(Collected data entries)
------------------------------
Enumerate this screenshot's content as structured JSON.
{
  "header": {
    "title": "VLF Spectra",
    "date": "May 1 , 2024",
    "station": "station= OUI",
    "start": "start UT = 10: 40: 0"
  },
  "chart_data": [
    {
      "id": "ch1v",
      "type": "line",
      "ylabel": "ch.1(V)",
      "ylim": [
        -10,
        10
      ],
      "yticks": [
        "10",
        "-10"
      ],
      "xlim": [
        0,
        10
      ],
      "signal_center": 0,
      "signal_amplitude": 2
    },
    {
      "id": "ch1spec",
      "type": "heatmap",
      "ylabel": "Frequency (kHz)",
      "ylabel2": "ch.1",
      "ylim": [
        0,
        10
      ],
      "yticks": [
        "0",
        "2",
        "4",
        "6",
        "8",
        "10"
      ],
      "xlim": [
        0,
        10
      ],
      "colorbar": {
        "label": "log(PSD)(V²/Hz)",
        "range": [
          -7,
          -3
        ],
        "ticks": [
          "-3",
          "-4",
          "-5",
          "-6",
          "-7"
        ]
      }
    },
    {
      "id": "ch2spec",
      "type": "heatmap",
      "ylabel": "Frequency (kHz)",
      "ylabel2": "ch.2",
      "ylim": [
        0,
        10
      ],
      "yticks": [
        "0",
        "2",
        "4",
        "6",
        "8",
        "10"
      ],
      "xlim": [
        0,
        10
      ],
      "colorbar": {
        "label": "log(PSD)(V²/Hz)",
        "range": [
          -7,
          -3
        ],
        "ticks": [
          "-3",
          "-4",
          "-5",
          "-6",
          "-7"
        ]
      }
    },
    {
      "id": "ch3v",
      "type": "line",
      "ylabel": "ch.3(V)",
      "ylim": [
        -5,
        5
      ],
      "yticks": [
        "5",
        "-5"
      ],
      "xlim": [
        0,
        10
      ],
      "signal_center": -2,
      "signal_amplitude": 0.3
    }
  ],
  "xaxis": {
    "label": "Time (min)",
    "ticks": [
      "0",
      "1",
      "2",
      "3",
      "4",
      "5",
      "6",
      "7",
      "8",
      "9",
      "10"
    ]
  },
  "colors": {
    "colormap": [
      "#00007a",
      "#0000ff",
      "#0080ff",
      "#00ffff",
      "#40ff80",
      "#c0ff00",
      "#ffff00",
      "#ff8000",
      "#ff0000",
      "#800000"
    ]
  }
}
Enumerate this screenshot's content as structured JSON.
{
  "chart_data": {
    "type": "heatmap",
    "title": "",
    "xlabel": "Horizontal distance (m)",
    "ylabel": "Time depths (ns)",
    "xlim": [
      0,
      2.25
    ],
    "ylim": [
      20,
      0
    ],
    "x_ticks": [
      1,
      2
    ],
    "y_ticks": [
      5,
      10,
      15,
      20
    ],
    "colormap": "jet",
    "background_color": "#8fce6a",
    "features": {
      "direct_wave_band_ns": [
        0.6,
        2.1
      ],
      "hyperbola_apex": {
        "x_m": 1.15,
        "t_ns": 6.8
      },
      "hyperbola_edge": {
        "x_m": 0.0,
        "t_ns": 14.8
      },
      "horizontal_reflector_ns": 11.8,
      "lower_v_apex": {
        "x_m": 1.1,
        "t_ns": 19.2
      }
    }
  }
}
------------------------------
TASK BRIEF
Each of the records should be retyped exactly.

RESPONSE TO THE EXERCISE
Enumerate this screenshot's content as structured JSON.
{
  "header": {
    "title": "VLF Spectra",
    "date": "May 1 , 2024",
    "station": "station= OUI",
    "start": "start UT = 10: 40: 0"
  },
  "chart_data": [
    {
      "id": "ch1v",
      "type": "line",
      "ylabel": "ch.1(V)",
      "ylim": [
        -10,
        10
      ],
      "yticks": [
        "10",
        "-10"
      ],
      "xlim": [
        0,
        10
      ],
      "signal_center": 0,
      "signal_amplitude": 2
    },
    {
      "id": "ch1spec",
      "type": "heatmap",
      "ylabel": "Frequency (kHz)",
      "ylabel2": "ch.1",
      "ylim": [
        0,
        10
      ],
      "yticks": [
        "0",
        "2",
        "4",
        "6",
        "8",
        "10"
      ],
      "xlim": [
        0,
        10
      ],
      "colorbar": {
        "label": "log(PSD)(V²/Hz)",
        "range": [
          -7,
          -3
        ],
        "ticks": [
          "-3",
          "-4",
          "-5",
          "-6",
          "-7"
        ]
      }
    },
    {
      "id": "ch2spec",
      "type": "heatmap",
      "ylabel": "Frequency (kHz)",
      "ylabel2": "ch.2",
      "ylim": [
        0,
        10
      ],
      "yticks": [
        "0",
        "2",
        "4",
        "6",
        "8",
        "10"
      ],
      "xlim": [
        0,
        10
      ],
      "colorbar": {
        "label": "log(PSD)(V²/Hz)",
        "range": [
          -7,
          -3
        ],
        "ticks": [
          "-3",
          "-4",
          "-5",
          "-6",
          "-7"
        ]
      }
    },
    {
      "id": "ch3v",
      "type": "line",
      "ylabel": "ch.3(V)",
      "ylim": [
        -5,
        5
      ],
      "yticks": [
        "5",
        "-5"
      ],
      "xlim": [
        0,
        10
      ],
      "signal_center": -2,
      "signal_amplitude": 0.3
    }
  ],
  "xaxis": {
    "label": "Time (min)",
    "ticks": [
      "0",
      "1",
      "2",
      "3",
      "4",
      "5",
      "6",
      "7",
      "8",
      "9",
      "10"
    ]
  },
  "colors": {
    "colormap": [
      "#00007a",
      "#0000ff",
      "#0080ff",
      "#00ffff",
      "#40ff80",
      "#c0ff00",
      "#ffff00",
      "#ff8000",
      "#ff0000",
      "#800000"
    ]
  }
}
Enumerate this screenshot's content as structured JSON.
{
  "chart_data": {
    "type": "heatmap",
    "title": "",
    "xlabel": "Horizontal distance (m)",
    "ylabel": "Time depths (ns)",
    "xlim": [
      0,
      2.25
    ],
    "ylim": [
      20,
      0
    ],
    "x_ticks": [
      1,
      2
    ],
    "y_ticks": [
      5,
      10,
      15,
      20
    ],
    "colormap": "jet",
    "background_color": "#8fce6a",
    "features": {
      "direct_wave_band_ns": [
        0.6,
        2.1
      ],
      "hyperbola_apex": {
        "x_m": 1.15,
        "t_ns": 6.8
      },
      "hyperbola_edge": {
        "x_m": 0.0,
        "t_ns": 14.8
      },
      "horizontal_reflector_ns": 11.8,
      "lower_v_apex": {
        "x_m": 1.1,
        "t_ns": 19.2
      }
    }
  }
}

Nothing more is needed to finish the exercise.